┌────────
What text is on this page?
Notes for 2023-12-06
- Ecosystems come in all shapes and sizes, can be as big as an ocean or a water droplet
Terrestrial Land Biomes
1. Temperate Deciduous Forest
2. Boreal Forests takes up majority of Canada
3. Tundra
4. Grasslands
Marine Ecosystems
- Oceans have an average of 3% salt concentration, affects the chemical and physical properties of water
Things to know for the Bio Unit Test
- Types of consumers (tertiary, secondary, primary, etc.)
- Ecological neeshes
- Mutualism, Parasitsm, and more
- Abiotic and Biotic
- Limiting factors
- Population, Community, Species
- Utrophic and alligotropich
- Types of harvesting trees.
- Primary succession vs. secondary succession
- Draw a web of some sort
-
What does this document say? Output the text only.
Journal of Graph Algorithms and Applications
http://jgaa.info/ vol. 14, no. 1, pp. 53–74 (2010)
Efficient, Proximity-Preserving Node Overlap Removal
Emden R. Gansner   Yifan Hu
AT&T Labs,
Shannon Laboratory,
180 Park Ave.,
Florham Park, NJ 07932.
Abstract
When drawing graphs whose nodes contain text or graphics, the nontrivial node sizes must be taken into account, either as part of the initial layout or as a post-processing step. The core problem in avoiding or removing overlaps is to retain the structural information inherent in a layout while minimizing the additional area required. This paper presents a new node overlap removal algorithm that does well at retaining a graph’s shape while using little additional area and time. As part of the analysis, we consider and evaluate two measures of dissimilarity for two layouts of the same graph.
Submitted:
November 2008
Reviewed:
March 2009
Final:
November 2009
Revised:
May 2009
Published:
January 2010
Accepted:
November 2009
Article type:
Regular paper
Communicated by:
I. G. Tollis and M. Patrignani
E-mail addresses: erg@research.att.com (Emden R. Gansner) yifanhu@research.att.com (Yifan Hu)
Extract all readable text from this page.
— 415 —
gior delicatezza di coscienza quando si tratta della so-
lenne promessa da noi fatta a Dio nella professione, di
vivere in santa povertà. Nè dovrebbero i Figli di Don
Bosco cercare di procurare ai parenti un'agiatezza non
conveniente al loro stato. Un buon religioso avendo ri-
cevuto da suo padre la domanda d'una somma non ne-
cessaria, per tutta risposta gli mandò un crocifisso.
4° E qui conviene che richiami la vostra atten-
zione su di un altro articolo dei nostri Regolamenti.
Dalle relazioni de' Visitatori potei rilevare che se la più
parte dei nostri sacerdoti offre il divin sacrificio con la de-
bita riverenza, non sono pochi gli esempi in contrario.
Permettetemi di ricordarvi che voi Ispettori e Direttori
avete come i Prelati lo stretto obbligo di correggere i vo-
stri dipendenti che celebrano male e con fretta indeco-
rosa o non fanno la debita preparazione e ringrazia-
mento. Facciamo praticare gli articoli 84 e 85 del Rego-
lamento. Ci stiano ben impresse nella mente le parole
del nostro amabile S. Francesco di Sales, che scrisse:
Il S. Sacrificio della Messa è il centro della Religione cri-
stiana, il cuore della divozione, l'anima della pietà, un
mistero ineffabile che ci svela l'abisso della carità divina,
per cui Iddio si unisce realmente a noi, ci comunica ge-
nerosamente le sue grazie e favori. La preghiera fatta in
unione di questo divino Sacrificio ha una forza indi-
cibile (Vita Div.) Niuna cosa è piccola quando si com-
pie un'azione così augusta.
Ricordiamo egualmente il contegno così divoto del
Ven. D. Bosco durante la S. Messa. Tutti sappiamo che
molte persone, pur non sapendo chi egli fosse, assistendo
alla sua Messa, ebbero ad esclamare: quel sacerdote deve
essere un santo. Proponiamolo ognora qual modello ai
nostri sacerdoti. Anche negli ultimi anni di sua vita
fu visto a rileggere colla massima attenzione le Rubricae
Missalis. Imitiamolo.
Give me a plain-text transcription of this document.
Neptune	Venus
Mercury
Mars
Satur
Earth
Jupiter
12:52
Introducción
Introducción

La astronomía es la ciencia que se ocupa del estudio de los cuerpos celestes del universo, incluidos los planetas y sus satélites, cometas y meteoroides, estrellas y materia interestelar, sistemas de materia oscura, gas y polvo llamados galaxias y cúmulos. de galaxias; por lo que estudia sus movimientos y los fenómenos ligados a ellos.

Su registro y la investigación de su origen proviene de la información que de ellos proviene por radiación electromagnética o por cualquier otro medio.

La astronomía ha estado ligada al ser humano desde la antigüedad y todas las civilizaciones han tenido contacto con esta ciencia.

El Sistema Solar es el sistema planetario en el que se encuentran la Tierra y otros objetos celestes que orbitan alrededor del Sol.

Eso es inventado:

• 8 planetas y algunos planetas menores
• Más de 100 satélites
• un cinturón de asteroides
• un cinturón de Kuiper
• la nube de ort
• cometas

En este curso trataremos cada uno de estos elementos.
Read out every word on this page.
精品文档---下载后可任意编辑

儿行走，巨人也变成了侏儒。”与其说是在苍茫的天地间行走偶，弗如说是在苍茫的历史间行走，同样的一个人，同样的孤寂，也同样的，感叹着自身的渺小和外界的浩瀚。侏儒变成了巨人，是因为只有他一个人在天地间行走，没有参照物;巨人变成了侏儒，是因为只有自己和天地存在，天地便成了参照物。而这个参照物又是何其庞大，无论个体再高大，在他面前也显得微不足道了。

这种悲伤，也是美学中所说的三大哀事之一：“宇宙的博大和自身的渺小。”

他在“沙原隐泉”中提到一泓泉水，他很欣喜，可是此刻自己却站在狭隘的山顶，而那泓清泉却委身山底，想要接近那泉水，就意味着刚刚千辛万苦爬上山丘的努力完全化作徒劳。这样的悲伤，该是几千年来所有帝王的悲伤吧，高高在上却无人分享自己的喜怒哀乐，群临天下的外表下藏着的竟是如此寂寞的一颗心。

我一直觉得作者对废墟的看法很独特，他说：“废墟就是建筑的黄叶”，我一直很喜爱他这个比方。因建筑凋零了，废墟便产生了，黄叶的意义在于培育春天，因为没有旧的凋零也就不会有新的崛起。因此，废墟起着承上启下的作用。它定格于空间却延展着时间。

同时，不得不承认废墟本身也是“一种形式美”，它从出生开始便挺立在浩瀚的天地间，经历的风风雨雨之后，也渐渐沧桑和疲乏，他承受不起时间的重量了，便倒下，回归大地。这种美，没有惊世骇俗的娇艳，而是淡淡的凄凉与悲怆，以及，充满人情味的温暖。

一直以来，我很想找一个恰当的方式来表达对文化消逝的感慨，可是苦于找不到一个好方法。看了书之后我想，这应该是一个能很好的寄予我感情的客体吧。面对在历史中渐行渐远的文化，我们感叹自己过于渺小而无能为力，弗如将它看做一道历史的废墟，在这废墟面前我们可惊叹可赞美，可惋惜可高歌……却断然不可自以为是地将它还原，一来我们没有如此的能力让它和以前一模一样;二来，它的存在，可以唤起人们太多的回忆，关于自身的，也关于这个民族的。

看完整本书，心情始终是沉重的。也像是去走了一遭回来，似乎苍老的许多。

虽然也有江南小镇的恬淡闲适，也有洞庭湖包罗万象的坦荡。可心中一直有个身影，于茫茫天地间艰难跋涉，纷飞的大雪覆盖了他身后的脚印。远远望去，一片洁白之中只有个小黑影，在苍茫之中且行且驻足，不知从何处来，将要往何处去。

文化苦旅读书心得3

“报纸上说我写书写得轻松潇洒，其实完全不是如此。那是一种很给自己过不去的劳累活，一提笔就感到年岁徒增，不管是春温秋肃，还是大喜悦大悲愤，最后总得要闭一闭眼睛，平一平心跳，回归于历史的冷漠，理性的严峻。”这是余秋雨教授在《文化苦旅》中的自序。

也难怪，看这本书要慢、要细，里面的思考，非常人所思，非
└────────
→ YOUR TASK:
Only a number is wanted: how many lines of the material above hold "così"?

→ FULL OUTPUT:
2